**TASK:** Reproduce each line bearing the word "JSON".

**DATA TO PROCESS:**
- - -

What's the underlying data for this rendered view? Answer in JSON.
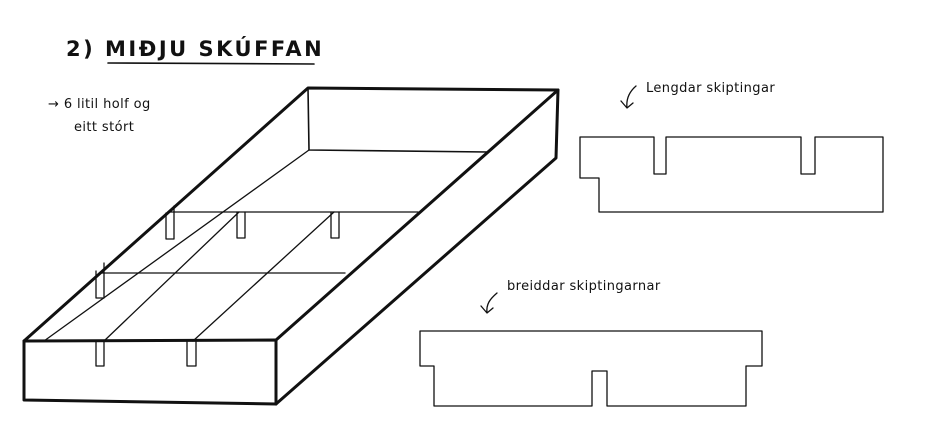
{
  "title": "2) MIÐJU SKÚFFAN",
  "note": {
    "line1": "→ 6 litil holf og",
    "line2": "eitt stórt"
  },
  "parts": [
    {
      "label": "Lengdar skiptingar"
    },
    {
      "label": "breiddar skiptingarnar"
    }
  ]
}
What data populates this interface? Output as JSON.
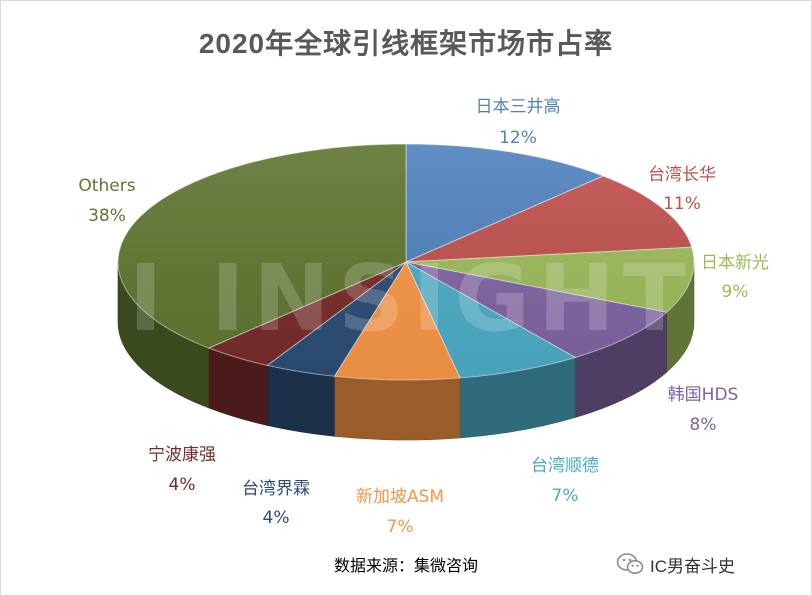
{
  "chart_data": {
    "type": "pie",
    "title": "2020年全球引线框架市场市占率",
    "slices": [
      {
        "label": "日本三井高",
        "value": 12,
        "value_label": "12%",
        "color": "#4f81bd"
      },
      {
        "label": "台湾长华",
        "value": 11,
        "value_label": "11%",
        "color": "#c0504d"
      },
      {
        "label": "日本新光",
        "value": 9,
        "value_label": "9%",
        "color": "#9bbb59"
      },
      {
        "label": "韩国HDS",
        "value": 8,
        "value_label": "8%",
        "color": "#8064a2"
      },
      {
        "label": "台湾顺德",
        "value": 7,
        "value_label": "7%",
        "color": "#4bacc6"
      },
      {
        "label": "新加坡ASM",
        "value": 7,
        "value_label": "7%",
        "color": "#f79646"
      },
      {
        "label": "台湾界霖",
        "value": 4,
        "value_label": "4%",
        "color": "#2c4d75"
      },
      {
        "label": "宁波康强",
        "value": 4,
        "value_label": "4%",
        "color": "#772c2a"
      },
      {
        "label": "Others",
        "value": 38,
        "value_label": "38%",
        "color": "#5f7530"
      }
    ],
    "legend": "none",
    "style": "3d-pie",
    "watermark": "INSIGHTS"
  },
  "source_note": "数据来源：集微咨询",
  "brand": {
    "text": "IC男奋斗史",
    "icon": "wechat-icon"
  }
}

- - -

**COMPLETED TASK:**
What's the underlying data for this rendered view? Answer in JSON.
What data populates this interface? Output as JSON.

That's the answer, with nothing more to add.